## Dataset rows
-*-*-

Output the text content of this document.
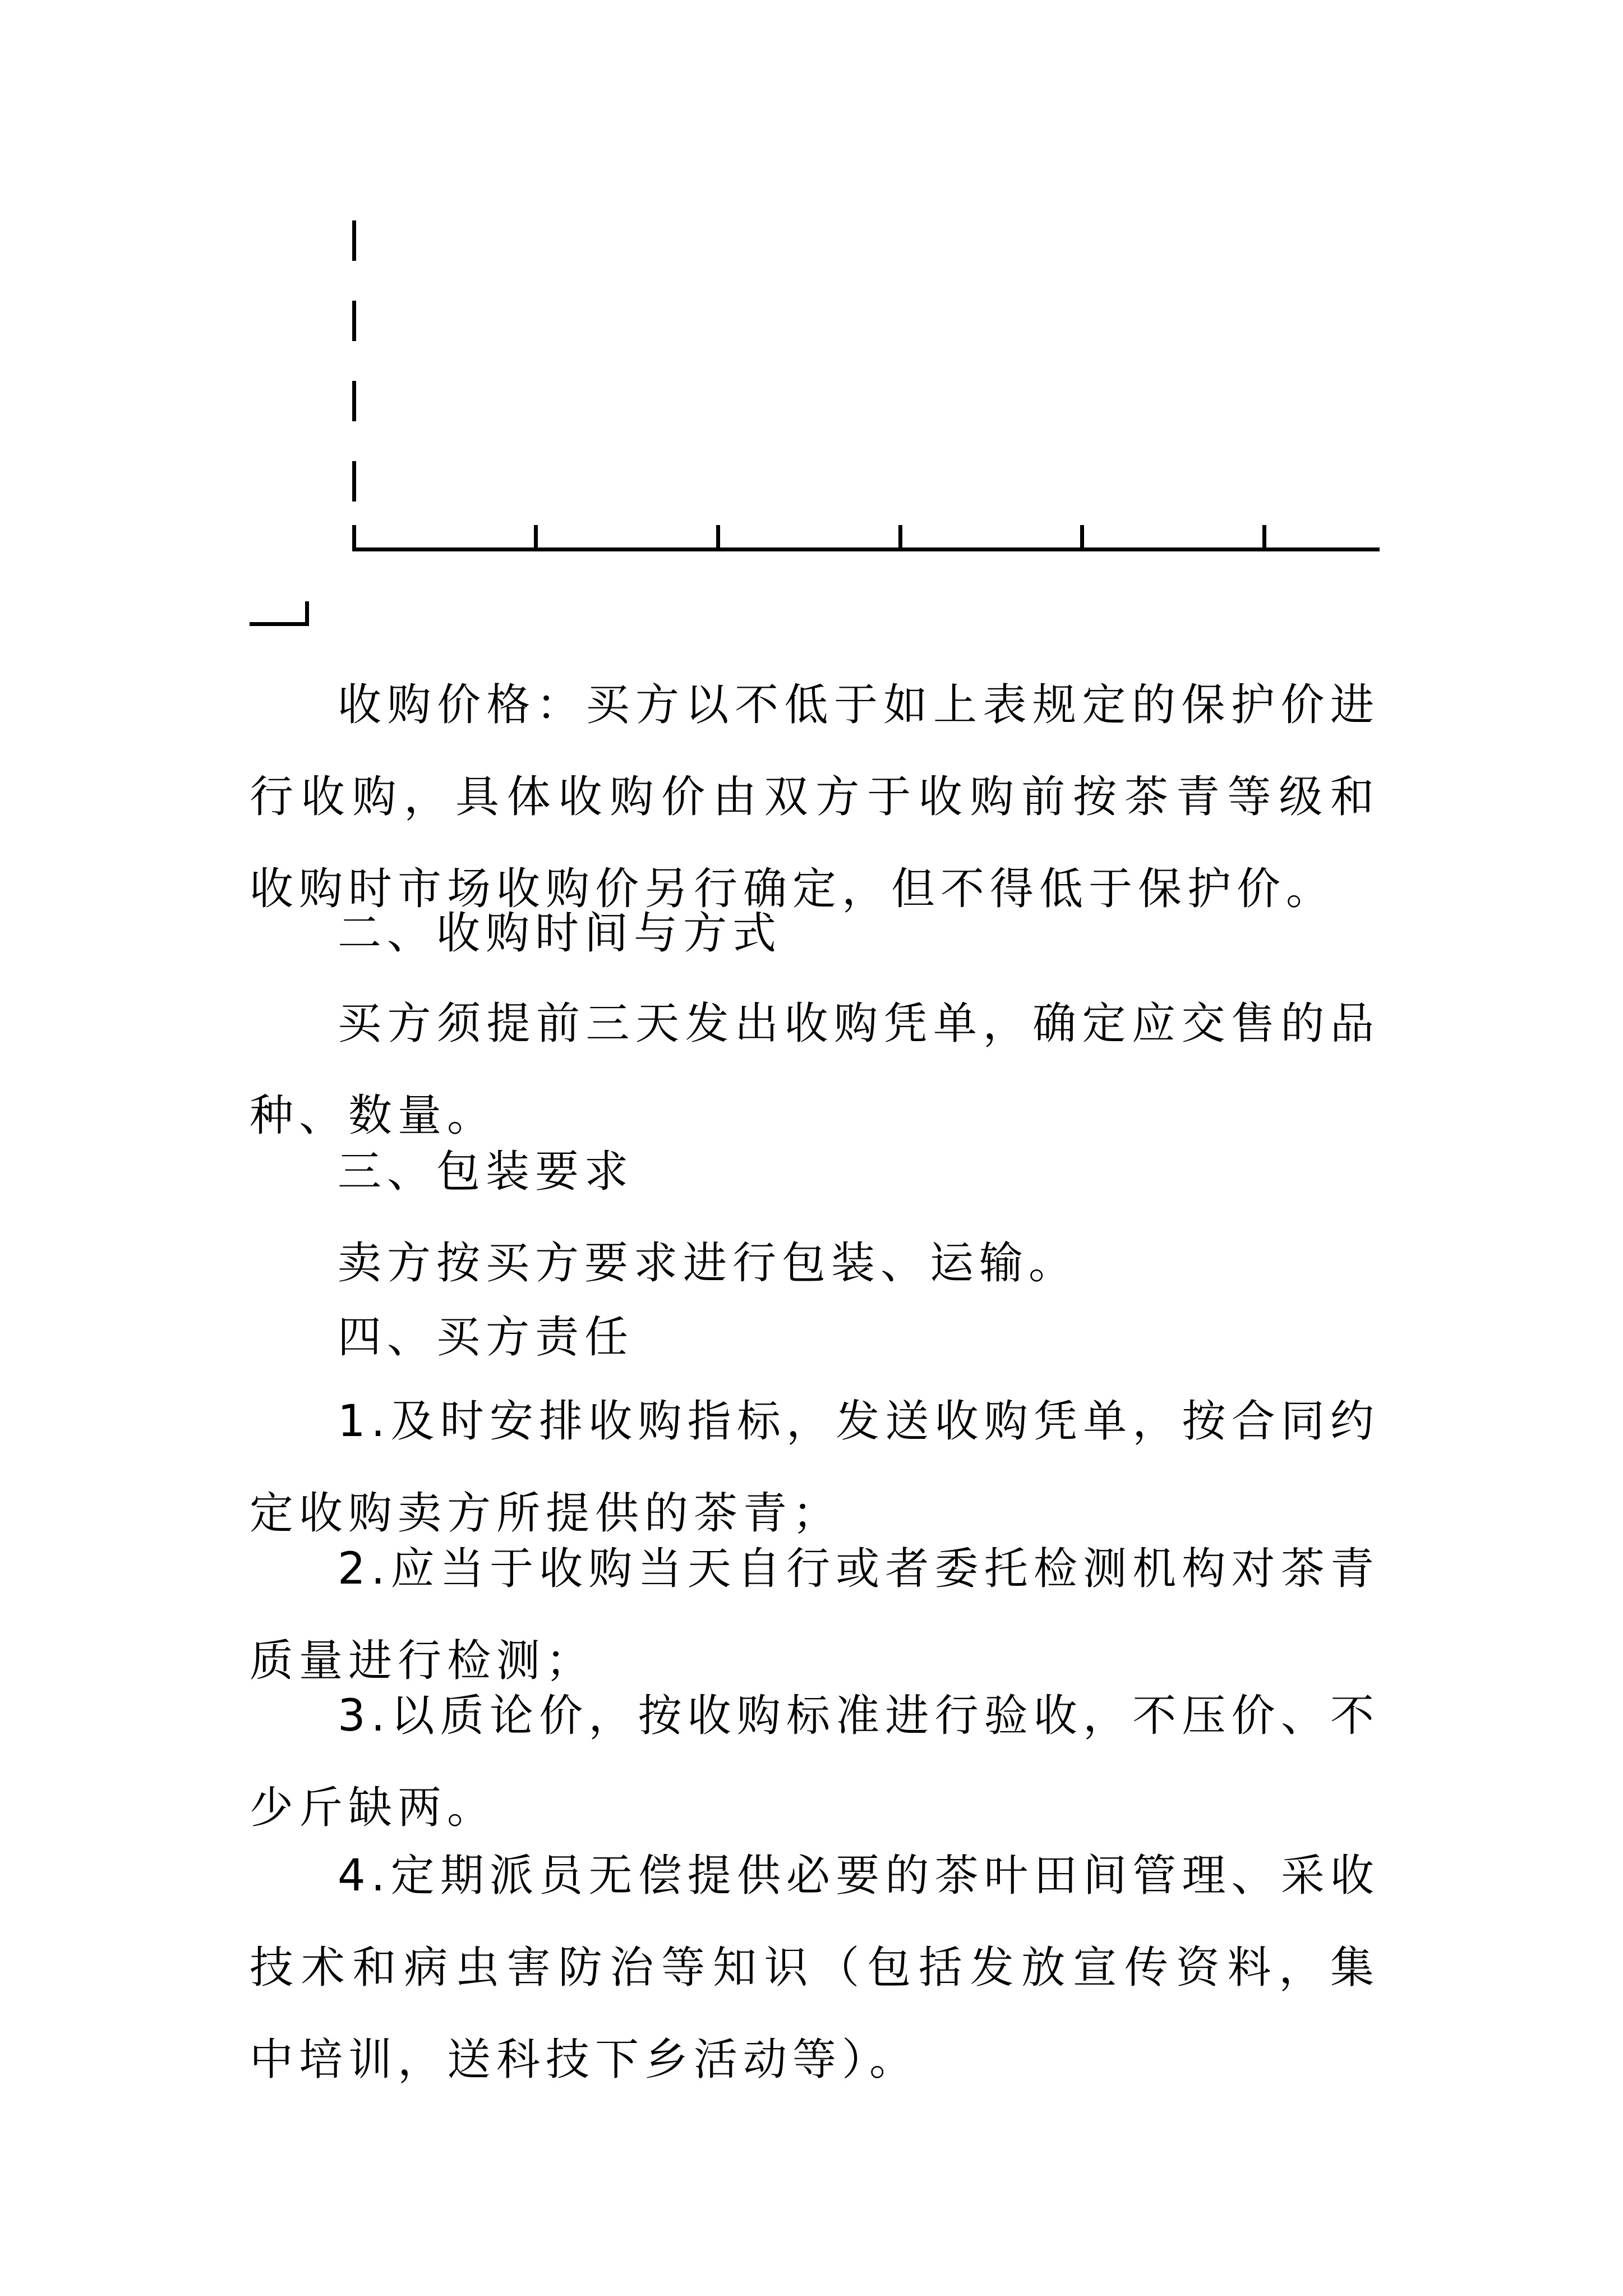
收购价格：买方以不低于如上表规定的保护价进行收购，具体收购价由双方于收购前按茶青等级和收购时市场收购价另行确定，但不得低于保护价。

二、收购时间与方式

买方须提前三天发出收购凭单，确定应交售的品种、数量。

三、包装要求

卖方按买方要求进行包装、运输。

四、买方责任

1.及时安排收购指标，发送收购凭单，按合同约定收购卖方所提供的茶青；

2.应当于收购当天自行或者委托检测机构对茶青质量进行检测；

3.以质论价，按收购标准进行验收，不压价、不少斤缺两。

4.定期派员无偿提供必要的茶叶田间管理、采收技术和病虫害防治等知识（包括发放宣传资料，集中培训，送科技下乡活动等）。
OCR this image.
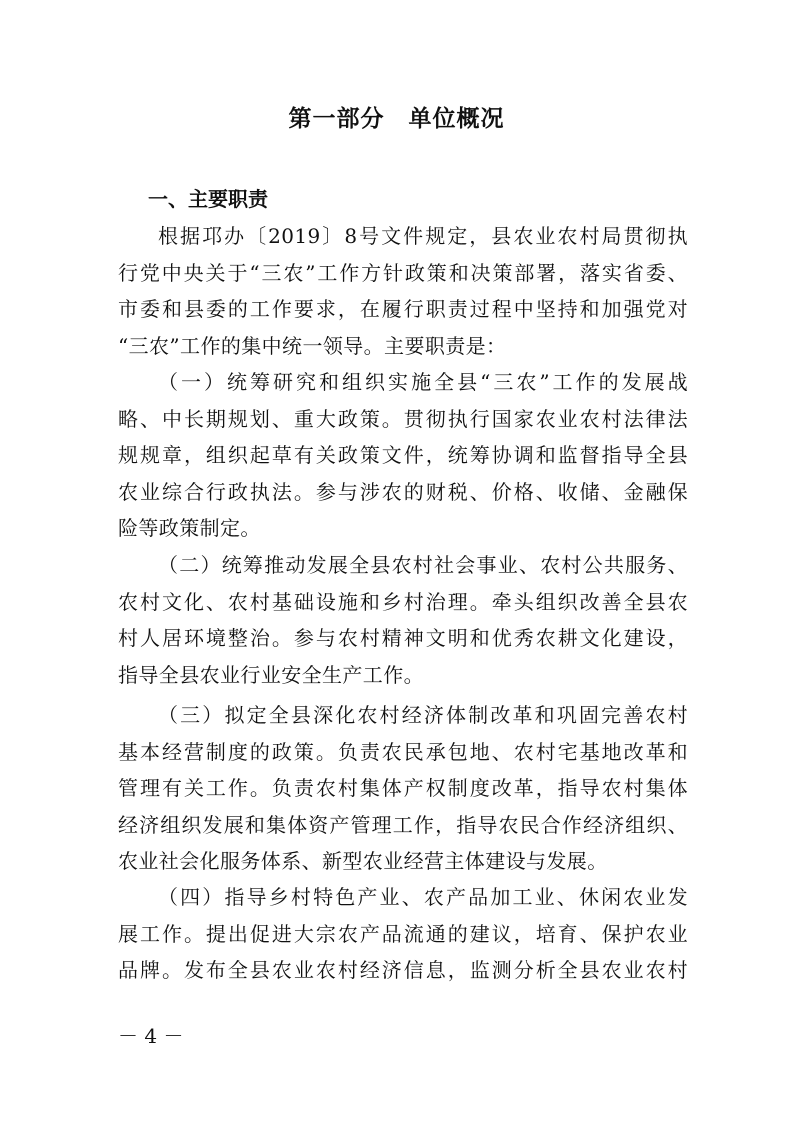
第一部分　单位概况
一、主要职责
根据邛办〔2019〕8号文件规定，县农业农村局贯彻执
行党中央关于“三农”工作方针政策和决策部署，落实省委、
市委和县委的工作要求，在履行职责过程中坚持和加强党对
“三农”工作的集中统一领导。主要职责是：
（一）统筹研究和组织实施全县“三农”工作的发展战
略、中长期规划、重大政策。贯彻执行国家农业农村法律法
规规章，组织起草有关政策文件，统筹协调和监督指导全县
农业综合行政执法。参与涉农的财税、价格、收储、金融保
险等政策制定。
（二）统筹推动发展全县农村社会事业、农村公共服务、
农村文化、农村基础设施和乡村治理。牵头组织改善全县农
村人居环境整治。参与农村精神文明和优秀农耕文化建设，
指导全县农业行业安全生产工作。
（三）拟定全县深化农村经济体制改革和巩固完善农村
基本经营制度的政策。负责农民承包地、农村宅基地改革和
管理有关工作。负责农村集体产权制度改革，指导农村集体
经济组织发展和集体资产管理工作，指导农民合作经济组织、
农业社会化服务体系、新型农业经营主体建设与发展。
（四）指导乡村特色产业、农产品加工业、休闲农业发
展工作。提出促进大宗农产品流通的建议，培育、保护农业
品牌。发布全县农业农村经济信息，监测分析全县农业农村
－ 4 －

-*-*-

## Objective
Scan the records above for the string "this", then select every line that holds it.

## Problem solution
Output the text content of this document.
OCR this image.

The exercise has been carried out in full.